GIVEN EXERCISE -
Of the lines in the listing, how many include the string "onasi"? Write the number and nothing else.

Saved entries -
begin

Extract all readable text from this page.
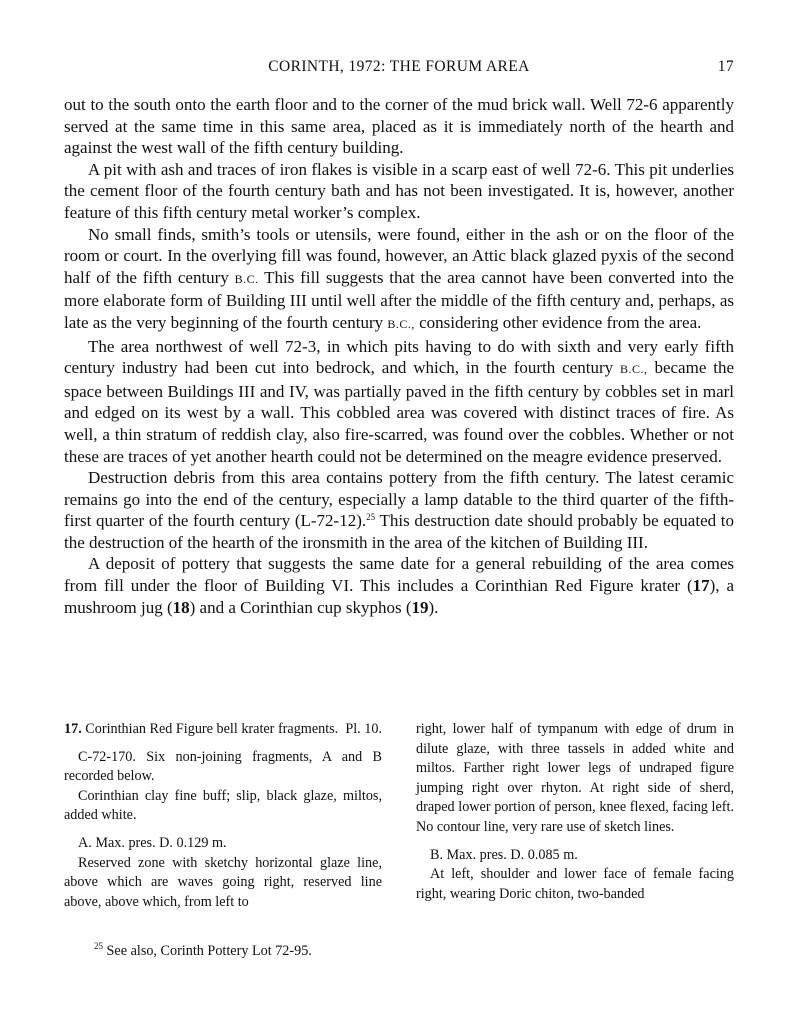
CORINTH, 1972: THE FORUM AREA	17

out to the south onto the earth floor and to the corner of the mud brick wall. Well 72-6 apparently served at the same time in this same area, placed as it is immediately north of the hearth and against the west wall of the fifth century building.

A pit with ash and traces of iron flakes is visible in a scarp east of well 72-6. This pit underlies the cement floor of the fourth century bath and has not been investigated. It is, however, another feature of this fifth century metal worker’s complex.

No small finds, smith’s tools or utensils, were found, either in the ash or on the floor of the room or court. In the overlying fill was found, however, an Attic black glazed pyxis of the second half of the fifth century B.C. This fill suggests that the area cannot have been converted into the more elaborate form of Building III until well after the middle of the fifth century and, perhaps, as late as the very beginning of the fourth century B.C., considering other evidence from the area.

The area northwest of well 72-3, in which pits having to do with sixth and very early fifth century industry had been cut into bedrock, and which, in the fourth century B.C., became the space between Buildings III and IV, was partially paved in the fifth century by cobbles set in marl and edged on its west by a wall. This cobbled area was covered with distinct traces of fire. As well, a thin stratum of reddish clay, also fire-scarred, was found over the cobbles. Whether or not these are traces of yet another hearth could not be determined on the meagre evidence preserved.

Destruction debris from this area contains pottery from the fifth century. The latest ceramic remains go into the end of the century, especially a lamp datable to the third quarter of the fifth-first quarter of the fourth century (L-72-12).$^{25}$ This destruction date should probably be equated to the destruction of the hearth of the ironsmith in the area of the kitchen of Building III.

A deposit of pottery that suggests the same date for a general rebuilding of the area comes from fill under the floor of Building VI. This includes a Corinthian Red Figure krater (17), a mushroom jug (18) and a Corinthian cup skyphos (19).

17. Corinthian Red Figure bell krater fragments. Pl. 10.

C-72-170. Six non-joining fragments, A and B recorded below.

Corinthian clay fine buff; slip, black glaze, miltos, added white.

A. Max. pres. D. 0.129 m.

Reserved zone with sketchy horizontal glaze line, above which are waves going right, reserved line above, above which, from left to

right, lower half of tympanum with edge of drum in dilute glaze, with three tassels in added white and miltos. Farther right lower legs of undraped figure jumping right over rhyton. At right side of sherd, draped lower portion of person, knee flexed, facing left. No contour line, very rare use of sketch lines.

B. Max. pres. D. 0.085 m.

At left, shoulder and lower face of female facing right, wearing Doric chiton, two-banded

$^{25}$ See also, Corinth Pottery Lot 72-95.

end
begin

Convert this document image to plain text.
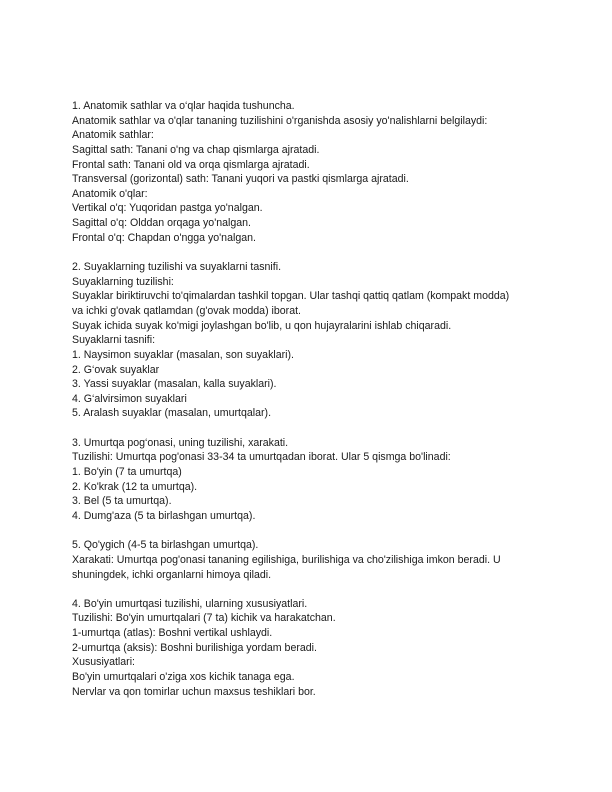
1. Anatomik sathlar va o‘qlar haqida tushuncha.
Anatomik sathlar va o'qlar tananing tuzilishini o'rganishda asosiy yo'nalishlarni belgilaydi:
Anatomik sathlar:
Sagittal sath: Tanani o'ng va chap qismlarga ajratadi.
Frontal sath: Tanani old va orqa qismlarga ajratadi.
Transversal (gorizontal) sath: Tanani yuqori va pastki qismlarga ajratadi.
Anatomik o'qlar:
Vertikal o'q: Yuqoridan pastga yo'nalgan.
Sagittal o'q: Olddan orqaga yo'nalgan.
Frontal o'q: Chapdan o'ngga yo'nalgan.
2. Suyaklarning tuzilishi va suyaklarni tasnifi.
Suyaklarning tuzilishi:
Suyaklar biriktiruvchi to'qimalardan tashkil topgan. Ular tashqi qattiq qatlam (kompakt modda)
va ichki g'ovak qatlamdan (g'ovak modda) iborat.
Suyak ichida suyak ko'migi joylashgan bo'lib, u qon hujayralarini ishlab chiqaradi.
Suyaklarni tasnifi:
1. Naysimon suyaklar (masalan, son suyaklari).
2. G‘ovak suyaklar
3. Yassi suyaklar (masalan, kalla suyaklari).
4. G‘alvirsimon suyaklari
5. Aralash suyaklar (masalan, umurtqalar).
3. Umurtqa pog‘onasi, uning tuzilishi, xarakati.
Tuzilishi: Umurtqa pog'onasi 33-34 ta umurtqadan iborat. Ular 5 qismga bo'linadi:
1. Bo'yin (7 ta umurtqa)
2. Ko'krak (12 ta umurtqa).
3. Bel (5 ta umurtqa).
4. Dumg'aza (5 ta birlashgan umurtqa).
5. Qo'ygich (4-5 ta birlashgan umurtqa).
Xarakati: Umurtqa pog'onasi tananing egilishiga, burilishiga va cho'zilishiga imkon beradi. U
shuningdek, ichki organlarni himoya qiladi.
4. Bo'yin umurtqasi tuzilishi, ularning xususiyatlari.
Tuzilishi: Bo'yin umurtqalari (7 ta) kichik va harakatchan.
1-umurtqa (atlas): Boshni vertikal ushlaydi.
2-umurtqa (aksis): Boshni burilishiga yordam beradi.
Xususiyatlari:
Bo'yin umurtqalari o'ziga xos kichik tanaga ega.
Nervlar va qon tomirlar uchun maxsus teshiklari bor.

end
begin

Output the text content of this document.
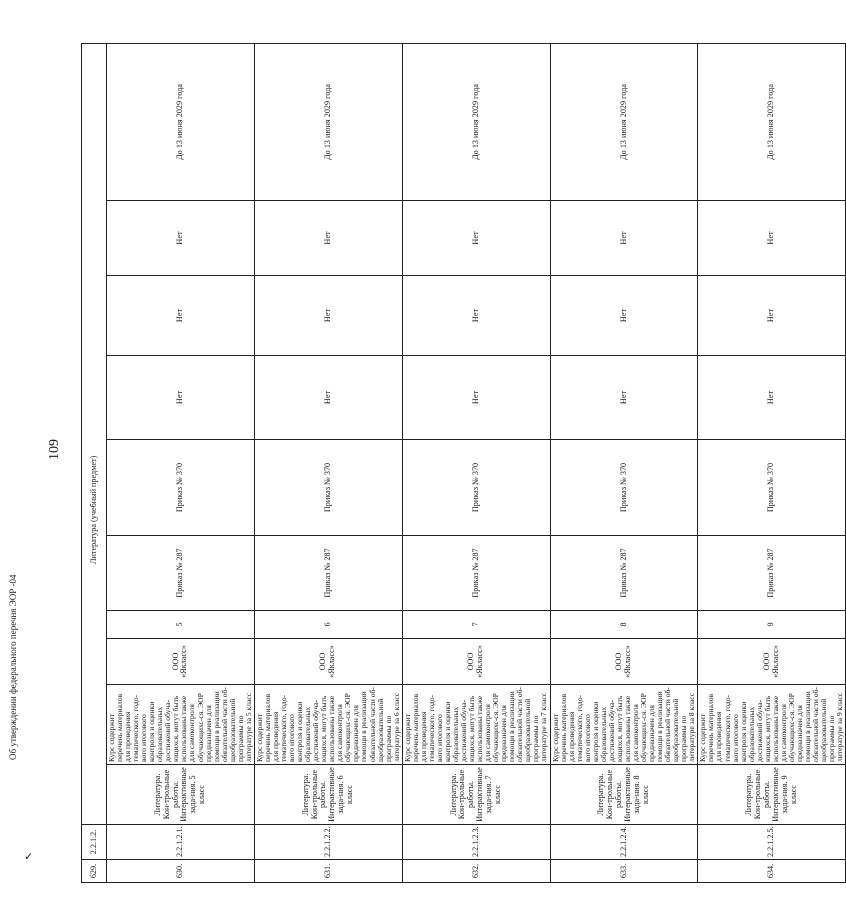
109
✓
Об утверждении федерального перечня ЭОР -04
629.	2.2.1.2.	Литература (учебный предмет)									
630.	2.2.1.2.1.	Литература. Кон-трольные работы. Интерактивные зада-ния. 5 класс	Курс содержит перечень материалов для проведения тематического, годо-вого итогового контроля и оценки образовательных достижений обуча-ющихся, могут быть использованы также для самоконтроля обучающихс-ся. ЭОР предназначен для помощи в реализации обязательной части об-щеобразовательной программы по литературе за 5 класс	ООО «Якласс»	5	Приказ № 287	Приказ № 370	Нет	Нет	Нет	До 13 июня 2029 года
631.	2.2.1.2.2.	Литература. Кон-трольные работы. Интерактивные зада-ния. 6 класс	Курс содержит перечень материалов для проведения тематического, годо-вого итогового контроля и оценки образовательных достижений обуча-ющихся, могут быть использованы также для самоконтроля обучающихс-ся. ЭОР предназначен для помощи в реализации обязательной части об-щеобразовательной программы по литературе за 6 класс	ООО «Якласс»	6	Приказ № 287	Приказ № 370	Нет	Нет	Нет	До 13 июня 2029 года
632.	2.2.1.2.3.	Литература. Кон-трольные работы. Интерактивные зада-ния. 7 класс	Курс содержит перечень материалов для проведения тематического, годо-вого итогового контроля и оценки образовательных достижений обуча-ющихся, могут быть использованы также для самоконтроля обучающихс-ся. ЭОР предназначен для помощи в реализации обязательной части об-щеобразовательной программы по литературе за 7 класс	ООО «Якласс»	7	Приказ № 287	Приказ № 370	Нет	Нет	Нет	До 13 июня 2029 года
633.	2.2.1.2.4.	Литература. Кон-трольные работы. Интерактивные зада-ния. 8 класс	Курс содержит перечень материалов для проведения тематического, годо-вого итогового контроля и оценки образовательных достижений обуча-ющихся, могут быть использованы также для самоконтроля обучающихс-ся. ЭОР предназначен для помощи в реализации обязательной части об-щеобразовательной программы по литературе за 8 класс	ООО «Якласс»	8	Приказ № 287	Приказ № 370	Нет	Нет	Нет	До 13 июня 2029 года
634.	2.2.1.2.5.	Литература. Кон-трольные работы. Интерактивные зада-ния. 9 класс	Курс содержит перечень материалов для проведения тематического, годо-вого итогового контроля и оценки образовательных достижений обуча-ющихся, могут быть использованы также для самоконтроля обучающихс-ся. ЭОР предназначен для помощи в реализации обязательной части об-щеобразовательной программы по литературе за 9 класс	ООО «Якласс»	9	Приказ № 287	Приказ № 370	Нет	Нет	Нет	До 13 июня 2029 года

end

FULL OUTPUT -
3